### GIVEN TASK
Check each line of the material. Copy those containing "name".

──────────

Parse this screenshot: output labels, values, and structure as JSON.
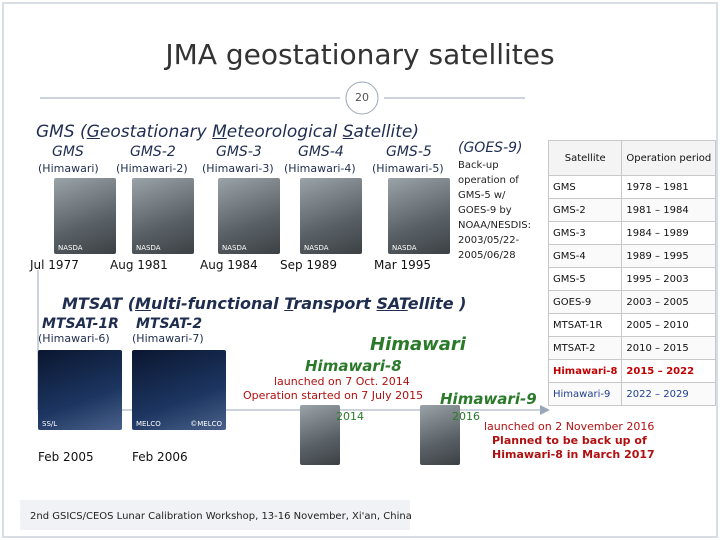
{
  "header": {
    "title": "JMA geostationary satellites",
    "page": "20"
  },
  "gms": {
    "heading": [
      "GMS (",
      "G",
      "eostationary ",
      "M",
      "eteorological ",
      "S",
      "atellite)"
    ],
    "satellites": [
      {
        "name": "GMS",
        "alt": "(Himawari)",
        "date": "Jul 1977",
        "credit": "NASDA"
      },
      {
        "name": "GMS-2",
        "alt": "(Himawari-2)",
        "date": "Aug 1981",
        "credit": "NASDA"
      },
      {
        "name": "GMS-3",
        "alt": "(Himawari-3)",
        "date": "Aug 1984",
        "credit": "NASDA"
      },
      {
        "name": "GMS-4",
        "alt": "(Himawari-4)",
        "date": "Sep 1989",
        "credit": "NASDA"
      },
      {
        "name": "GMS-5",
        "alt": "(Himawari-5)",
        "date": "Mar 1995",
        "credit": "NASDA"
      }
    ],
    "goes9": {
      "name": "(GOES-9)",
      "note": [
        "Back-up",
        "operation of",
        "GMS-5 w/",
        "GOES-9 by",
        "NOAA/NESDIS:",
        "2003/05/22-",
        "2005/06/28"
      ]
    }
  },
  "mtsat": {
    "heading": [
      "MTSAT (",
      "M",
      "ulti-functional ",
      "T",
      "ransport ",
      "SAT",
      "ellite )"
    ],
    "satellites": [
      {
        "name": "MTSAT-1R",
        "alt": "(Himawari-6)",
        "date": "Feb 2005",
        "credit": "SS/L"
      },
      {
        "name": "MTSAT-2",
        "alt": "(Himawari-7)",
        "date": "Feb 2006",
        "credit": "MELCO",
        "credit2": "©MELCO"
      }
    ]
  },
  "himawari": {
    "heading": "Himawari",
    "h8": {
      "name": "Himawari-8",
      "launch": "launched on 7 Oct. 2014",
      "operation": "Operation started on 7 July 2015",
      "year": "2014"
    },
    "h9": {
      "name": "Himawari-9",
      "year": "2016",
      "note": [
        "launched on 2 November 2016",
        "Planned to be back up of",
        "Himawari-8 in March 2017"
      ]
    }
  },
  "table": {
    "header": [
      "Satellite",
      "Operation period"
    ],
    "rows": [
      [
        "GMS",
        "1978 – 1981"
      ],
      [
        "GMS-2",
        "1981 – 1984"
      ],
      [
        "GMS-3",
        "1984 – 1989"
      ],
      [
        "GMS-4",
        "1989 – 1995"
      ],
      [
        "GMS-5",
        "1995 – 2003"
      ],
      [
        "GOES-9",
        "2003 – 2005"
      ],
      [
        "MTSAT-1R",
        "2005 – 2010"
      ],
      [
        "MTSAT-2",
        "2010 – 2015"
      ],
      [
        "Himawari-8",
        "2015 – 2022"
      ],
      [
        "Himawari-9",
        "2022 – 2029"
      ]
    ]
  },
  "footer": "2nd GSICS/CEOS Lunar Calibration Workshop, 13-16 November, Xi'an, China"
}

──────────

### WRITTEN SOLUTION
        "name": "GMS",
        "name": "GMS-2",
        "name": "GMS-3",
        "name": "GMS-4",
        "name": "GMS-5",
      "name": "(GOES-9)",
        "name": "MTSAT-1R",
        "name": "MTSAT-2",
      "name": "Himawari-8",
      "name": "Himawari-9",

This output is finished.